TASK OBJECTIVE: Show all lines holding the string "Testnet".

□ □ □

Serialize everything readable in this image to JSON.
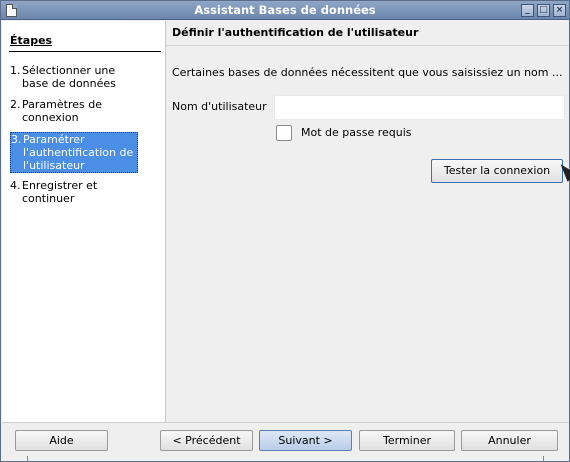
{
  "window": {
    "title": "Assistant Bases de données"
  },
  "steps": {
    "heading": "Étapes",
    "items": [
      {
        "num": "1.",
        "label": "Sélectionner une base de données"
      },
      {
        "num": "2.",
        "label": "Paramètres de connexion"
      },
      {
        "num": "3.",
        "label": "Paramétrer l'authentification de l'utilisateur"
      },
      {
        "num": "4.",
        "label": "Enregistrer et continuer"
      }
    ]
  },
  "main": {
    "title": "Définir l'authentification de l'utilisateur",
    "description": "Certaines bases de données nécessitent que vous saisissiez un nom ...",
    "username": {
      "label": "Nom d'utilisateur",
      "value": ""
    },
    "password_required": {
      "label": "Mot de passe requis",
      "checked": false
    },
    "test_button": "Tester la connexion"
  },
  "footer": {
    "help": "Aide",
    "back": "< Précédent",
    "next": "Suivant >",
    "finish": "Terminer",
    "cancel": "Annuler"
  }
}
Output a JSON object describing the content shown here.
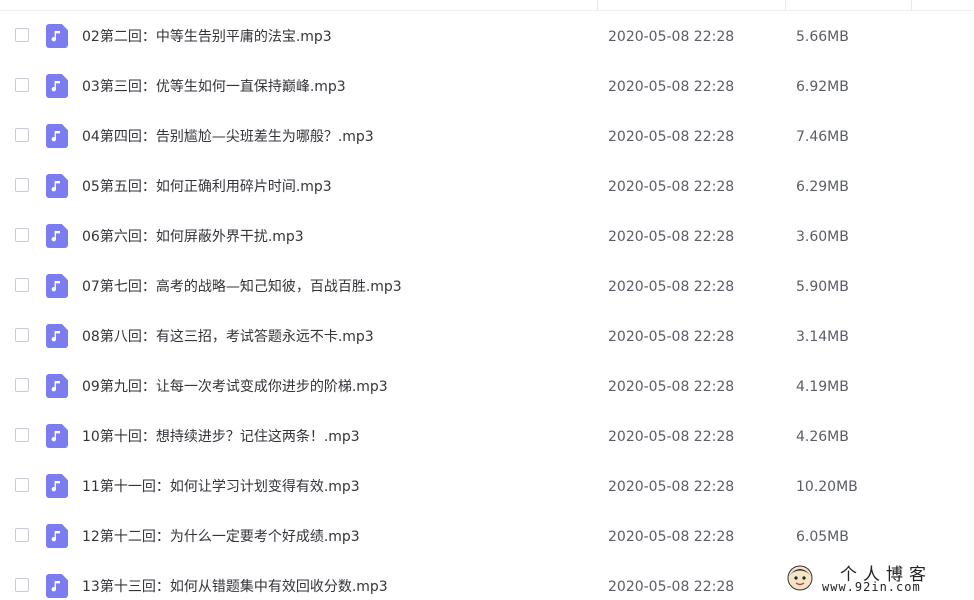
{
  "files": [
    {
      "name": "02第二回：中等生告别平庸的法宝.mp3",
      "date": "2020-05-08 22:28",
      "size": "5.66MB"
    },
    {
      "name": "03第三回：优等生如何一直保持巅峰.mp3",
      "date": "2020-05-08 22:28",
      "size": "6.92MB"
    },
    {
      "name": "04第四回：告别尴尬—尖班差生为哪般？.mp3",
      "date": "2020-05-08 22:28",
      "size": "7.46MB"
    },
    {
      "name": "05第五回：如何正确利用碎片时间.mp3",
      "date": "2020-05-08 22:28",
      "size": "6.29MB"
    },
    {
      "name": "06第六回：如何屏蔽外界干扰.mp3",
      "date": "2020-05-08 22:28",
      "size": "3.60MB"
    },
    {
      "name": "07第七回：高考的战略—知己知彼，百战百胜.mp3",
      "date": "2020-05-08 22:28",
      "size": "5.90MB"
    },
    {
      "name": "08第八回：有这三招，考试答题永远不卡.mp3",
      "date": "2020-05-08 22:28",
      "size": "3.14MB"
    },
    {
      "name": "09第九回：让每一次考试变成你进步的阶梯.mp3",
      "date": "2020-05-08 22:28",
      "size": "4.19MB"
    },
    {
      "name": "10第十回：想持续进步？记住这两条！.mp3",
      "date": "2020-05-08 22:28",
      "size": "4.26MB"
    },
    {
      "name": "11第十一回：如何让学习计划变得有效.mp3",
      "date": "2020-05-08 22:28",
      "size": "10.20MB"
    },
    {
      "name": "12第十二回：为什么一定要考个好成绩.mp3",
      "date": "2020-05-08 22:28",
      "size": "6.05MB"
    },
    {
      "name": "13第十三回：如何从错题集中有效回收分数.mp3",
      "date": "2020-05-08 22:28",
      "size": ""
    }
  ],
  "file_icon": "music-note-icon",
  "colors": {
    "icon_bg": "#7b7cf0",
    "text_primary": "#33343a",
    "text_secondary": "#5a5d66"
  },
  "watermark": {
    "title": "个人博客",
    "url": "www.92in.com"
  }
}
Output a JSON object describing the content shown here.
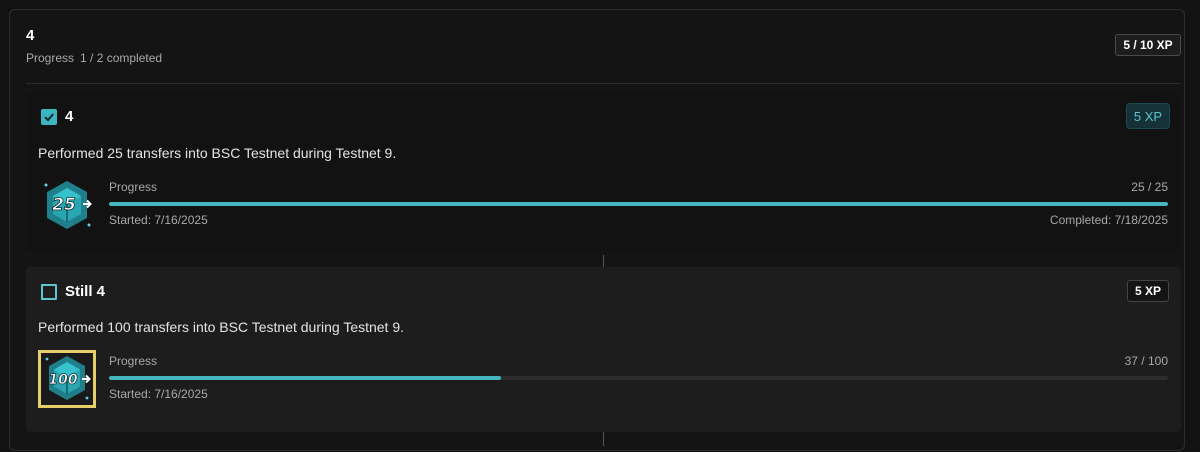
{
  "header": {
    "title": "4",
    "progress_label": "Progress",
    "progress_count": "1 / 2 completed",
    "xp": "5 / 10 XP"
  },
  "quests": [
    {
      "title": "4",
      "completed": true,
      "xp": "5 XP",
      "description": "Performed 25 transfers into BSC Testnet during Testnet 9.",
      "badge_text": "25",
      "progress_label": "Progress",
      "progress_value": "25 / 25",
      "progress_fraction": 1.0,
      "started": "Started: 7/16/2025",
      "completed_on": "Completed: 7/18/2025"
    },
    {
      "title": "Still 4",
      "completed": false,
      "xp": "5 XP",
      "description": "Performed 100 transfers into BSC Testnet during Testnet 9.",
      "badge_text": "100",
      "progress_label": "Progress",
      "progress_value": "37 / 100",
      "progress_fraction": 0.37,
      "started": "Started: 7/16/2025"
    }
  ],
  "colors": {
    "accent": "#46b7c1",
    "badge_gold": "#e6cf6a"
  }
}
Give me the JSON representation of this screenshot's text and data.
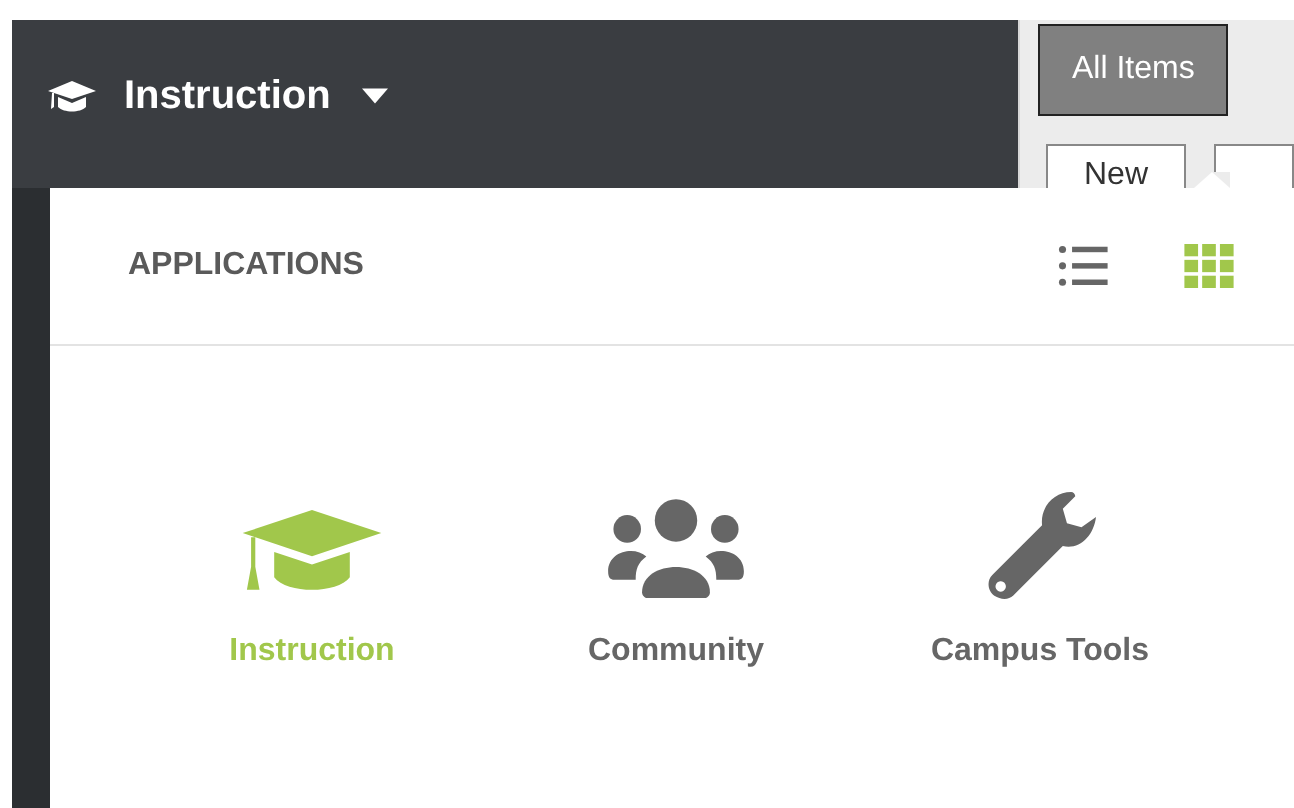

□ □ □

FINISHED EXERCISE:
      "description": "Performed 25 transfers into BSC Testnet during Testnet 9.",
      "description": "Performed 100 transfers into BSC Testnet during Testnet 9.",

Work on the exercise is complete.